##### INPUT DATA
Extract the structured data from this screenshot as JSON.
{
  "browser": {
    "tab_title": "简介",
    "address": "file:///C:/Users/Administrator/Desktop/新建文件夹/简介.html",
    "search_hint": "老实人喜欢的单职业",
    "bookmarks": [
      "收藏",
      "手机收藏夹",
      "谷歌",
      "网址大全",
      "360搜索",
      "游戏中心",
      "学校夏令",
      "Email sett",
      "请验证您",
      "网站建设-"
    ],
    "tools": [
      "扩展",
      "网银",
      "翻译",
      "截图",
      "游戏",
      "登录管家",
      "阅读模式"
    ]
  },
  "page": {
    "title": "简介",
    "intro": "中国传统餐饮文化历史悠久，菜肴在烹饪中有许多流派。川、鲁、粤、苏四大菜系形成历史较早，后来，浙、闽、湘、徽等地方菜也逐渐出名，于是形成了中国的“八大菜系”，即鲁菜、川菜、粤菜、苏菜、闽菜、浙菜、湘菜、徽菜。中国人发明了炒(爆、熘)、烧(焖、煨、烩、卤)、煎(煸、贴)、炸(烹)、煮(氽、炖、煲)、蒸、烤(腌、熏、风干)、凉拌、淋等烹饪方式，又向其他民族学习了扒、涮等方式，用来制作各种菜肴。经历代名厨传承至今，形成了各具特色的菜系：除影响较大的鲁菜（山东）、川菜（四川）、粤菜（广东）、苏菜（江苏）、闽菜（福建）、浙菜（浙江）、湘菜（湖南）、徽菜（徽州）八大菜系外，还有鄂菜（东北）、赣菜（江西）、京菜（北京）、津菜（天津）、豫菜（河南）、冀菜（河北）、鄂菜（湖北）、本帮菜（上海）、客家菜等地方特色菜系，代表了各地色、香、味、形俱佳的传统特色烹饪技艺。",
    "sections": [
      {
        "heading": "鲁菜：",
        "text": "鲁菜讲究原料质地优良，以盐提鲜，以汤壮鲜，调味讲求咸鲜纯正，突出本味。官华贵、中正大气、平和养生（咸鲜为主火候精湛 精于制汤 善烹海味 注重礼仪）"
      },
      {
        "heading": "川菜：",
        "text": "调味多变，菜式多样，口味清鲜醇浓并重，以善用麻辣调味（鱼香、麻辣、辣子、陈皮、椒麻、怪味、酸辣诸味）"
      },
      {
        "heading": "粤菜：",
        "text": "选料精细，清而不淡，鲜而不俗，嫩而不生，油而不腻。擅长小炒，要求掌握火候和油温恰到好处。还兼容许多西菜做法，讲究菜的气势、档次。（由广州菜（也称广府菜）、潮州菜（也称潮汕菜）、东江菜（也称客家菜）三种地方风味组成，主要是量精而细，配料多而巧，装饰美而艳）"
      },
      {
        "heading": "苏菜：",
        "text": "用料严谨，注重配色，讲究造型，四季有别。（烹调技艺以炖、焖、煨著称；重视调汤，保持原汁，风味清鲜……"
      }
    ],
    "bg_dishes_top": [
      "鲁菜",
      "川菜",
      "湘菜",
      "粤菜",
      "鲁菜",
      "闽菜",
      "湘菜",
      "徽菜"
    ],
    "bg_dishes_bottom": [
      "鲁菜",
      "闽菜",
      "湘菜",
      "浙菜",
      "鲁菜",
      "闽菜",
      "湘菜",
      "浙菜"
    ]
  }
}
##########
> **WHAT THE TASK REQUIRES**:
Pull out all lines containing the word "heading" from the entries above.

> **WRITTEN ANSWER**:
        "heading": "鲁菜：",
        "heading": "川菜：",
        "heading": "粤菜：",
        "heading": "苏菜：",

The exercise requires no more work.